* Records shown

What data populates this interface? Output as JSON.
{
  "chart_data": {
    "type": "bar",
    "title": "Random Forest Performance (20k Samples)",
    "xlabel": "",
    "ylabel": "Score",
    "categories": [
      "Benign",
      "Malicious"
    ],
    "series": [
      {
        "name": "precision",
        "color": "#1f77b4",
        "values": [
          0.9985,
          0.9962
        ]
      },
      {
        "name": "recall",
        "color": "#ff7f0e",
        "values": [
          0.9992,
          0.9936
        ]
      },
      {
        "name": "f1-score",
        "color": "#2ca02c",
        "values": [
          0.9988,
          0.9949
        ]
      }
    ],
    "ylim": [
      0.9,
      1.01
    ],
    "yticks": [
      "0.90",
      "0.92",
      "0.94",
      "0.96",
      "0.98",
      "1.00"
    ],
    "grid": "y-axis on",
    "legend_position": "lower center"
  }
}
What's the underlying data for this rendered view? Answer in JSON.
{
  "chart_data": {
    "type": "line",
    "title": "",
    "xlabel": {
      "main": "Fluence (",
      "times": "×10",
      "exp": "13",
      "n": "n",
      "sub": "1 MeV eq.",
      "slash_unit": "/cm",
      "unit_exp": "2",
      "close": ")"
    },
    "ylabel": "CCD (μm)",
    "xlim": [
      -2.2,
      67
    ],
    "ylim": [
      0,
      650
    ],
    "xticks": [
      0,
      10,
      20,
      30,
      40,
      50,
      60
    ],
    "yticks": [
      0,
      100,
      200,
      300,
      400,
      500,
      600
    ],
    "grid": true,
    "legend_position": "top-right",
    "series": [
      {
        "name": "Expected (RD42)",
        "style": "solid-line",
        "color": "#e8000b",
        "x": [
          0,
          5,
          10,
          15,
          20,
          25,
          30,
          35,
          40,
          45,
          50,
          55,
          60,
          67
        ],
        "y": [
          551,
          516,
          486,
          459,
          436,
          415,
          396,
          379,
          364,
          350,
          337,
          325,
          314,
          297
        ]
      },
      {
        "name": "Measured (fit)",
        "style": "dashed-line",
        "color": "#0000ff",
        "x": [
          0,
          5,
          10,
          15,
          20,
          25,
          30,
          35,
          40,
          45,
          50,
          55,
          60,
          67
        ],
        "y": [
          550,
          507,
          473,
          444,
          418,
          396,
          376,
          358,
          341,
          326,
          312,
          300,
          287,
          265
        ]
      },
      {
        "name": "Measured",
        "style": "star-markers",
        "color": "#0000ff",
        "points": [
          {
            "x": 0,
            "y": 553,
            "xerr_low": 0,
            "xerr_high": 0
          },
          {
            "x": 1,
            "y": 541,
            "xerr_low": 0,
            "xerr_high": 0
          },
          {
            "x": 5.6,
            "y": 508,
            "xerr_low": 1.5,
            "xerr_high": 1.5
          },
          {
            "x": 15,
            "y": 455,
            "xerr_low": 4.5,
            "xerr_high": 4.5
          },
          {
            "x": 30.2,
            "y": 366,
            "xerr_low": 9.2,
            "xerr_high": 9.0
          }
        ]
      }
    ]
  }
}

* Problem requirements
Repeat the records above exactly as they appear.

* Solution
What data populates this interface? Output as JSON.
{
  "chart_data": {
    "type": "bar",
    "title": "Random Forest Performance (20k Samples)",
    "xlabel": "",
    "ylabel": "Score",
    "categories": [
      "Benign",
      "Malicious"
    ],
    "series": [
      {
        "name": "precision",
        "color": "#1f77b4",
        "values": [
          0.9985,
          0.9962
        ]
      },
      {
        "name": "recall",
        "color": "#ff7f0e",
        "values": [
          0.9992,
          0.9936
        ]
      },
      {
        "name": "f1-score",
        "color": "#2ca02c",
        "values": [
          0.9988,
          0.9949
        ]
      }
    ],
    "ylim": [
      0.9,
      1.01
    ],
    "yticks": [
      "0.90",
      "0.92",
      "0.94",
      "0.96",
      "0.98",
      "1.00"
    ],
    "grid": "y-axis on",
    "legend_position": "lower center"
  }
}
What's the underlying data for this rendered view? Answer in JSON.
{
  "chart_data": {
    "type": "line",
    "title": "",
    "xlabel": {
      "main": "Fluence (",
      "times": "×10",
      "exp": "13",
      "n": "n",
      "sub": "1 MeV eq.",
      "slash_unit": "/cm",
      "unit_exp": "2",
      "close": ")"
    },
    "ylabel": "CCD (μm)",
    "xlim": [
      -2.2,
      67
    ],
    "ylim": [
      0,
      650
    ],
    "xticks": [
      0,
      10,
      20,
      30,
      40,
      50,
      60
    ],
    "yticks": [
      0,
      100,
      200,
      300,
      400,
      500,
      600
    ],
    "grid": true,
    "legend_position": "top-right",
    "series": [
      {
        "name": "Expected (RD42)",
        "style": "solid-line",
        "color": "#e8000b",
        "x": [
          0,
          5,
          10,
          15,
          20,
          25,
          30,
          35,
          40,
          45,
          50,
          55,
          60,
          67
        ],
        "y": [
          551,
          516,
          486,
          459,
          436,
          415,
          396,
          379,
          364,
          350,
          337,
          325,
          314,
          297
        ]
      },
      {
        "name": "Measured (fit)",
        "style": "dashed-line",
        "color": "#0000ff",
        "x": [
          0,
          5,
          10,
          15,
          20,
          25,
          30,
          35,
          40,
          45,
          50,
          55,
          60,
          67
        ],
        "y": [
          550,
          507,
          473,
          444,
          418,
          396,
          376,
          358,
          341,
          326,
          312,
          300,
          287,
          265
        ]
      },
      {
        "name": "Measured",
        "style": "star-markers",
        "color": "#0000ff",
        "points": [
          {
            "x": 0,
            "y": 553,
            "xerr_low": 0,
            "xerr_high": 0
          },
          {
            "x": 1,
            "y": 541,
            "xerr_low": 0,
            "xerr_high": 0
          },
          {
            "x": 5.6,
            "y": 508,
            "xerr_low": 1.5,
            "xerr_high": 1.5
          },
          {
            "x": 15,
            "y": 455,
            "xerr_low": 4.5,
            "xerr_high": 4.5
          },
          {
            "x": 30.2,
            "y": 366,
            "xerr_low": 9.2,
            "xerr_high": 9.0
          }
        ]
      }
    ]
  }
}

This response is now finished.